Requirement → Extract the lines that carry the string "Average" from the listing.

--- BEGIN Material provided ---

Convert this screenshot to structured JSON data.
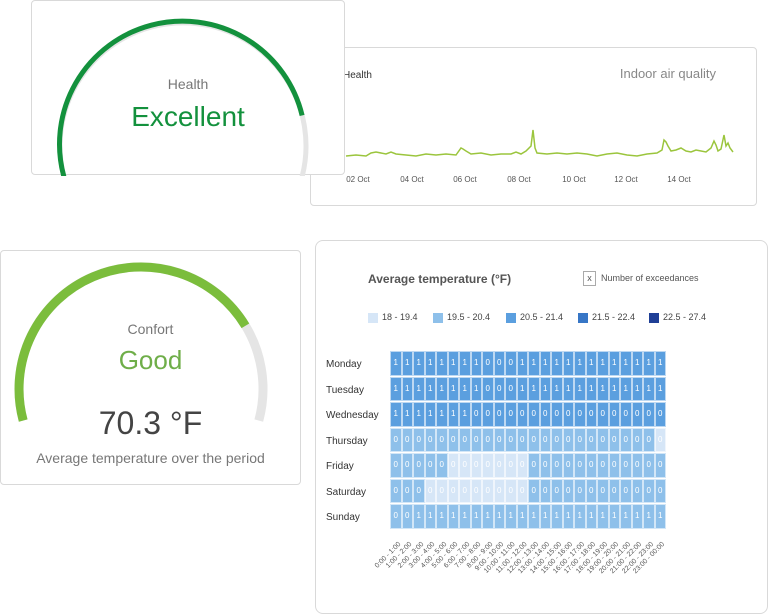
{
  "health": {
    "label": "Health",
    "value": "Excellent",
    "gauge_level": 0.86,
    "gauge_color": "#13913d",
    "track_color": "#e5e5e5"
  },
  "iaq": {
    "title": "Indoor air quality",
    "series_label": "Health",
    "line_color": "#9bc53d",
    "x_ticks": [
      "02 Oct",
      "04 Oct",
      "06 Oct",
      "08 Oct",
      "10 Oct",
      "12 Oct",
      "14 Oct"
    ]
  },
  "comfort": {
    "label": "Confort",
    "value": "Good",
    "gauge_level": 0.78,
    "gauge_color": "#7bbd3c",
    "track_color": "#e5e5e5",
    "temperature": "70.3 °F",
    "temperature_caption": "Average temperature over the period"
  },
  "temperature_heatmap": {
    "title": "Average temperature (°F)",
    "exceedances_icon": "x",
    "exceedances_label": "Number of exceedances",
    "legend": [
      {
        "label": "18 - 19.4",
        "color": "#d6e6f7"
      },
      {
        "label": "19.5 - 20.4",
        "color": "#8ec0ea"
      },
      {
        "label": "20.5 - 21.4",
        "color": "#5b9fdf"
      },
      {
        "label": "21.5 - 22.4",
        "color": "#3776c6"
      },
      {
        "label": "22.5 - 27.4",
        "color": "#1f3f96"
      }
    ],
    "days": [
      "Monday",
      "Tuesday",
      "Wednesday",
      "Thursday",
      "Friday",
      "Saturday",
      "Sunday"
    ],
    "hours": [
      "0:00 - 1:00",
      "1:00 - 2:00",
      "2:00 - 3:00",
      "3:00 - 4:00",
      "4:00 - 5:00",
      "5:00 - 6:00",
      "6:00 - 7:00",
      "7:00 - 8:00",
      "8:00 - 9:00",
      "9:00 - 10:00",
      "10:00 - 11:00",
      "11:00 - 12:00",
      "12:00 - 13:00",
      "13:00 - 14:00",
      "14:00 - 15:00",
      "15:00 - 16:00",
      "16:00 - 17:00",
      "17:00 - 18:00",
      "18:00 - 19:00",
      "19:00 - 20:00",
      "20:00 - 21:00",
      "21:00 - 22:00",
      "22:00 - 23:00",
      "23:00 - 00:00"
    ],
    "exceedances": [
      [
        1,
        1,
        1,
        1,
        1,
        1,
        1,
        1,
        0,
        0,
        0,
        1,
        1,
        1,
        1,
        1,
        1,
        1,
        1,
        1,
        1,
        1,
        1,
        1
      ],
      [
        1,
        1,
        1,
        1,
        1,
        1,
        1,
        1,
        0,
        0,
        0,
        1,
        1,
        1,
        1,
        1,
        1,
        1,
        1,
        1,
        1,
        1,
        1,
        1
      ],
      [
        1,
        1,
        1,
        1,
        1,
        1,
        1,
        0,
        0,
        0,
        0,
        0,
        0,
        0,
        0,
        0,
        0,
        0,
        0,
        0,
        0,
        0,
        0,
        0
      ],
      [
        0,
        0,
        0,
        0,
        0,
        0,
        0,
        0,
        0,
        0,
        0,
        0,
        0,
        0,
        0,
        0,
        0,
        0,
        0,
        0,
        0,
        0,
        0,
        0
      ],
      [
        0,
        0,
        0,
        0,
        0,
        0,
        0,
        0,
        0,
        0,
        0,
        0,
        0,
        0,
        0,
        0,
        0,
        0,
        0,
        0,
        0,
        0,
        0,
        0
      ],
      [
        0,
        0,
        0,
        0,
        0,
        0,
        0,
        0,
        0,
        0,
        0,
        0,
        0,
        0,
        0,
        0,
        0,
        0,
        0,
        0,
        0,
        0,
        0,
        0
      ],
      [
        0,
        0,
        1,
        1,
        1,
        1,
        1,
        1,
        1,
        1,
        1,
        1,
        1,
        1,
        1,
        1,
        1,
        1,
        1,
        1,
        1,
        1,
        1,
        1
      ]
    ],
    "temperature_class": [
      [
        2,
        2,
        2,
        2,
        2,
        2,
        2,
        2,
        2,
        2,
        2,
        2,
        2,
        2,
        2,
        2,
        2,
        2,
        2,
        2,
        2,
        2,
        2,
        2
      ],
      [
        2,
        2,
        2,
        2,
        2,
        2,
        2,
        2,
        2,
        2,
        2,
        2,
        2,
        2,
        2,
        2,
        2,
        2,
        2,
        2,
        2,
        2,
        2,
        2
      ],
      [
        2,
        2,
        2,
        2,
        2,
        2,
        2,
        2,
        2,
        2,
        2,
        2,
        2,
        2,
        2,
        2,
        2,
        2,
        2,
        2,
        2,
        2,
        2,
        2
      ],
      [
        1,
        1,
        1,
        1,
        1,
        1,
        1,
        1,
        1,
        1,
        1,
        1,
        1,
        1,
        1,
        1,
        1,
        1,
        1,
        1,
        1,
        1,
        1,
        0
      ],
      [
        1,
        1,
        1,
        1,
        1,
        0,
        0,
        0,
        0,
        0,
        0,
        0,
        1,
        1,
        1,
        1,
        1,
        1,
        1,
        1,
        1,
        1,
        1,
        1
      ],
      [
        1,
        1,
        1,
        0,
        0,
        0,
        0,
        0,
        0,
        0,
        0,
        0,
        1,
        1,
        1,
        1,
        1,
        1,
        1,
        1,
        1,
        1,
        1,
        1
      ],
      [
        1,
        1,
        1,
        1,
        1,
        1,
        1,
        1,
        1,
        1,
        1,
        1,
        1,
        1,
        1,
        1,
        1,
        1,
        1,
        1,
        1,
        1,
        1,
        1
      ]
    ]
  }
}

--- END Material provided ---

Completed exercise →
    "temperature_caption": "Average temperature over the period"
    "title": "Average temperature (°F)",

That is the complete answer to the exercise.